◆ **EXERCISE GOAL**
Your answer should be a single number: the count of lines that hold the word "expenses".

Records excerpted from a collection:

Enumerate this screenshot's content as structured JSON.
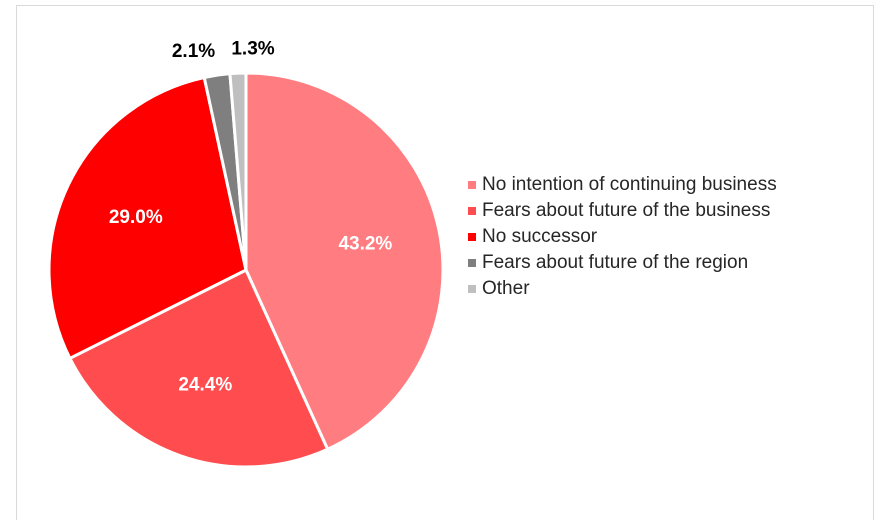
{
  "chart_data": {
    "type": "pie",
    "title": "",
    "slices": [
      {
        "label": "No intention of continuing business",
        "value": 43.2,
        "value_label": "43.2%",
        "color": "#ff7c80"
      },
      {
        "label": "Fears about future of the business",
        "value": 24.4,
        "value_label": "24.4%",
        "color": "#ff4d4f"
      },
      {
        "label": "No successor",
        "value": 29.0,
        "value_label": "29.0%",
        "color": "#ff0000"
      },
      {
        "label": "Fears about future of the region",
        "value": 2.1,
        "value_label": "2.1%",
        "color": "#7f7f7f"
      },
      {
        "label": "Other",
        "value": 1.3,
        "value_label": "1.3%",
        "color": "#bfbfbf"
      }
    ],
    "start_angle": "12 o'clock",
    "direction": "clockwise",
    "legend_position": "right",
    "data_label_colors": {
      "inside": "#ffffff",
      "outside": "#000000"
    }
  }
}
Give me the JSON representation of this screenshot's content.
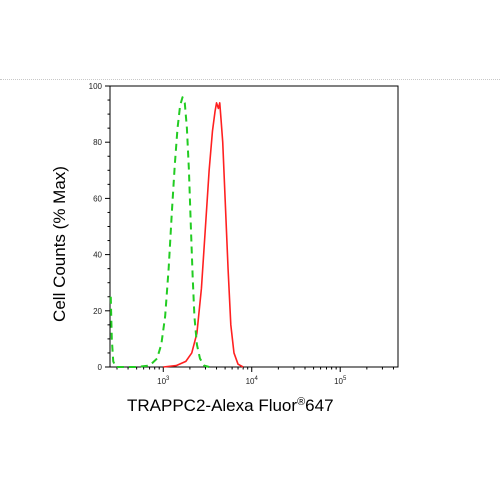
{
  "chart_data": {
    "type": "line",
    "xlabel_main": "TRAPPC2-Alexa Fluor",
    "xlabel_mark": "®",
    "xlabel_suffix": "647",
    "ylabel": "Cell Counts (% Max)",
    "x_scale": "log",
    "xlim": [
      250,
      450000
    ],
    "ylim": [
      0,
      100
    ],
    "yticks": [
      0,
      20,
      40,
      60,
      80,
      100
    ],
    "xticks": [
      {
        "base": "10",
        "exp": "3",
        "value": 1000
      },
      {
        "base": "10",
        "exp": "4",
        "value": 10000
      },
      {
        "base": "10",
        "exp": "5",
        "value": 100000
      }
    ],
    "grid": false,
    "series": [
      {
        "color": "#ff2020",
        "style": "solid",
        "points": [
          [
            1000,
            0
          ],
          [
            1400,
            0.5
          ],
          [
            1800,
            2
          ],
          [
            2100,
            5
          ],
          [
            2400,
            12
          ],
          [
            2700,
            28
          ],
          [
            3000,
            50
          ],
          [
            3300,
            70
          ],
          [
            3600,
            84
          ],
          [
            3850,
            91
          ],
          [
            4000,
            94
          ],
          [
            4200,
            92
          ],
          [
            4350,
            94
          ],
          [
            4500,
            88
          ],
          [
            4700,
            80
          ],
          [
            5000,
            60
          ],
          [
            5400,
            35
          ],
          [
            5800,
            15
          ],
          [
            6300,
            5
          ],
          [
            7000,
            1
          ],
          [
            8000,
            0
          ]
        ]
      },
      {
        "color": "#22cc22",
        "style": "dashed",
        "points": [
          [
            255,
            25
          ],
          [
            262,
            10
          ],
          [
            272,
            2
          ],
          [
            290,
            0
          ],
          [
            500,
            0
          ],
          [
            700,
            0.5
          ],
          [
            850,
            3
          ],
          [
            950,
            8
          ],
          [
            1050,
            18
          ],
          [
            1150,
            35
          ],
          [
            1250,
            55
          ],
          [
            1350,
            72
          ],
          [
            1450,
            85
          ],
          [
            1550,
            93
          ],
          [
            1650,
            96
          ],
          [
            1750,
            94
          ],
          [
            1850,
            85
          ],
          [
            1950,
            70
          ],
          [
            2050,
            50
          ],
          [
            2150,
            32
          ],
          [
            2250,
            18
          ],
          [
            2400,
            8
          ],
          [
            2600,
            3
          ],
          [
            2900,
            0.5
          ],
          [
            3300,
            0
          ]
        ]
      }
    ]
  }
}
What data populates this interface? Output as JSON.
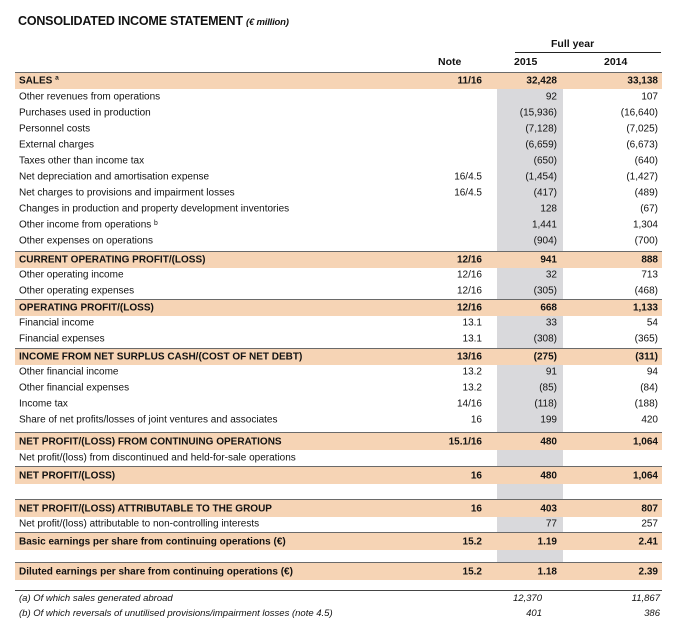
{
  "title": {
    "main": "CONSOLIDATED INCOME STATEMENT",
    "unit": "(€ million)"
  },
  "header": {
    "group": "Full year",
    "note": "Note",
    "y1": "2015",
    "y2": "2014"
  },
  "rows": [
    {
      "label": "SALES ª",
      "note": "11/16",
      "v15": "32,428",
      "v14": "33,138",
      "hl": true
    },
    {
      "label": "Other revenues from operations",
      "note": "",
      "v15": "92",
      "v14": "107"
    },
    {
      "label": "Purchases used in production",
      "note": "",
      "v15": "(15,936)",
      "v14": "(16,640)"
    },
    {
      "label": "Personnel costs",
      "note": "",
      "v15": "(7,128)",
      "v14": "(7,025)"
    },
    {
      "label": "External charges",
      "note": "",
      "v15": "(6,659)",
      "v14": "(6,673)"
    },
    {
      "label": "Taxes other than income tax",
      "note": "",
      "v15": "(650)",
      "v14": "(640)"
    },
    {
      "label": "Net depreciation and amortisation expense",
      "note": "16/4.5",
      "v15": "(1,454)",
      "v14": "(1,427)"
    },
    {
      "label": "Net charges to provisions and impairment losses",
      "note": "16/4.5",
      "v15": "(417)",
      "v14": "(489)"
    },
    {
      "label": "Changes in production and property development inventories",
      "note": "",
      "v15": "128",
      "v14": "(67)"
    },
    {
      "label": "Other income from operations ᵇ",
      "note": "",
      "v15": "1,441",
      "v14": "1,304"
    },
    {
      "label": "Other expenses on operations",
      "note": "",
      "v15": "(904)",
      "v14": "(700)"
    },
    {
      "label": "CURRENT OPERATING PROFIT/(LOSS)",
      "note": "12/16",
      "v15": "941",
      "v14": "888",
      "hl": true
    },
    {
      "label": "Other operating income",
      "note": "12/16",
      "v15": "32",
      "v14": "713"
    },
    {
      "label": "Other operating expenses",
      "note": "12/16",
      "v15": "(305)",
      "v14": "(468)"
    },
    {
      "label": "OPERATING PROFIT/(LOSS)",
      "note": "12/16",
      "v15": "668",
      "v14": "1,133",
      "hl": true
    },
    {
      "label": "Financial income",
      "note": "13.1",
      "v15": "33",
      "v14": "54"
    },
    {
      "label": "Financial expenses",
      "note": "13.1",
      "v15": "(308)",
      "v14": "(365)"
    },
    {
      "label": "INCOME FROM NET SURPLUS CASH/(COST OF NET DEBT)",
      "note": "13/16",
      "v15": "(275)",
      "v14": "(311)",
      "hl": true
    },
    {
      "label": "Other financial income",
      "note": "13.2",
      "v15": "91",
      "v14": "94"
    },
    {
      "label": "Other financial expenses",
      "note": "13.2",
      "v15": "(85)",
      "v14": "(84)"
    },
    {
      "label": "Income tax",
      "note": "14/16",
      "v15": "(118)",
      "v14": "(188)"
    },
    {
      "label": "Share of net profits/losses of joint ventures and associates",
      "note": "16",
      "v15": "199",
      "v14": "420"
    },
    {
      "label": "NET PROFIT/(LOSS) FROM CONTINUING OPERATIONS",
      "note": "15.1/16",
      "v15": "480",
      "v14": "1,064",
      "hl": true
    },
    {
      "label": "Net profit/(loss) from discontinued and held-for-sale operations",
      "note": "",
      "v15": "",
      "v14": ""
    },
    {
      "label": "NET PROFIT/(LOSS)",
      "note": "16",
      "v15": "480",
      "v14": "1,064",
      "hl": true
    },
    {
      "label": "NET PROFIT/(LOSS) ATTRIBUTABLE TO THE GROUP",
      "note": "16",
      "v15": "403",
      "v14": "807",
      "hl": true
    },
    {
      "label": "Net profit/(loss) attributable to non-controlling interests",
      "note": "",
      "v15": "77",
      "v14": "257"
    },
    {
      "label": "Basic earnings per share from continuing operations (€)",
      "note": "15.2",
      "v15": "1.19",
      "v14": "2.41",
      "hl": true
    },
    {
      "label": "Diluted earnings per share from continuing operations (€)",
      "note": "15.2",
      "v15": "1.18",
      "v14": "2.39",
      "hl": true
    }
  ],
  "footnotes": [
    {
      "label": "(a) Of which sales generated abroad",
      "v15": "12,370",
      "v14": "11,867"
    },
    {
      "label": "(b) Of which reversals of unutilised provisions/impairment losses (note 4.5)",
      "v15": "401",
      "v14": "386"
    }
  ]
}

◆ **TASK OUTPUT**
4